» **DO THIS**:
Output the data below in full, byte for byte. Nothing may differ.

━━━━━ INPUT

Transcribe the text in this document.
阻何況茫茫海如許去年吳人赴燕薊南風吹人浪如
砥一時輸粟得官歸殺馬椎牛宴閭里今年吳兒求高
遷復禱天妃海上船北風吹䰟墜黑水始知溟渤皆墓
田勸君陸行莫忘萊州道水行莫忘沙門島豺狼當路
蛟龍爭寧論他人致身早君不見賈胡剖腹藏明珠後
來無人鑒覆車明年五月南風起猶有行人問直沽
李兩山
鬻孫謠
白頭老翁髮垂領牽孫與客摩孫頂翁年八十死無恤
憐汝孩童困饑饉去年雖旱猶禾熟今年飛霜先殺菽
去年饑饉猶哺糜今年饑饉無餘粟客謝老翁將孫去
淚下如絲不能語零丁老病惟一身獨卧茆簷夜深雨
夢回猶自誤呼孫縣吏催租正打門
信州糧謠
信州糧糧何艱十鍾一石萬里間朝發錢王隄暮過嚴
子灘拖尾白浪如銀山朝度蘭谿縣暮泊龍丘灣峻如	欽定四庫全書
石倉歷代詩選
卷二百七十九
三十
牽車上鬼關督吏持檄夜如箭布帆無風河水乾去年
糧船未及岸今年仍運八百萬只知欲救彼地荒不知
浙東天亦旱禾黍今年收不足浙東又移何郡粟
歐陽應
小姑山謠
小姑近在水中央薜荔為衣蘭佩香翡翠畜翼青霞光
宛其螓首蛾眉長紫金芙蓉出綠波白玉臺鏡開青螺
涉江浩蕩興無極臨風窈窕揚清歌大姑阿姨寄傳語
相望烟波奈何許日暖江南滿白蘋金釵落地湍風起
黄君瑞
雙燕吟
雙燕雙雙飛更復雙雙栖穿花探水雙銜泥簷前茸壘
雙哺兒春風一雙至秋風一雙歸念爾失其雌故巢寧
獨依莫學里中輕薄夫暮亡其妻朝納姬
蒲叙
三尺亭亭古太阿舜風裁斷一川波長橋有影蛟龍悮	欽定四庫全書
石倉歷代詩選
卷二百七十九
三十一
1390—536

━━━━━━━━━━

» **EXPECTED ANSWER**:
Transcribe the text in this document.
阻何況茫茫海如許去年吳人赴燕薊南風吹人浪如
砥一時輸粟得官歸殺馬椎牛宴閭里今年吳兒求高
遷復禱天妃海上船北風吹䰟墜黑水始知溟渤皆墓
田勸君陸行莫忘萊州道水行莫忘沙門島豺狼當路
蛟龍爭寧論他人致身早君不見賈胡剖腹藏明珠後
來無人鑒覆車明年五月南風起猶有行人問直沽
李兩山
鬻孫謠
白頭老翁髮垂領牽孫與客摩孫頂翁年八十死無恤
憐汝孩童困饑饉去年雖旱猶禾熟今年飛霜先殺菽
去年饑饉猶哺糜今年饑饉無餘粟客謝老翁將孫去
淚下如絲不能語零丁老病惟一身獨卧茆簷夜深雨
夢回猶自誤呼孫縣吏催租正打門
信州糧謠
信州糧糧何艱十鍾一石萬里間朝發錢王隄暮過嚴
子灘拖尾白浪如銀山朝度蘭谿縣暮泊龍丘灣峻如	欽定四庫全書
石倉歷代詩選
卷二百七十九
三十
牽車上鬼關督吏持檄夜如箭布帆無風河水乾去年
糧船未及岸今年仍運八百萬只知欲救彼地荒不知
浙東天亦旱禾黍今年收不足浙東又移何郡粟
歐陽應
小姑山謠
小姑近在水中央薜荔為衣蘭佩香翡翠畜翼青霞光
宛其螓首蛾眉長紫金芙蓉出綠波白玉臺鏡開青螺
涉江浩蕩興無極臨風窈窕揚清歌大姑阿姨寄傳語
相望烟波奈何許日暖江南滿白蘋金釵落地湍風起
黄君瑞
雙燕吟
雙燕雙雙飛更復雙雙栖穿花探水雙銜泥簷前茸壘
雙哺兒春風一雙至秋風一雙歸念爾失其雌故巢寧
獨依莫學里中輕薄夫暮亡其妻朝納姬
蒲叙
三尺亭亭古太阿舜風裁斷一川波長橋有影蛟龍悮	欽定四庫全書
石倉歷代詩選
卷二百七十九
三十一
1390—536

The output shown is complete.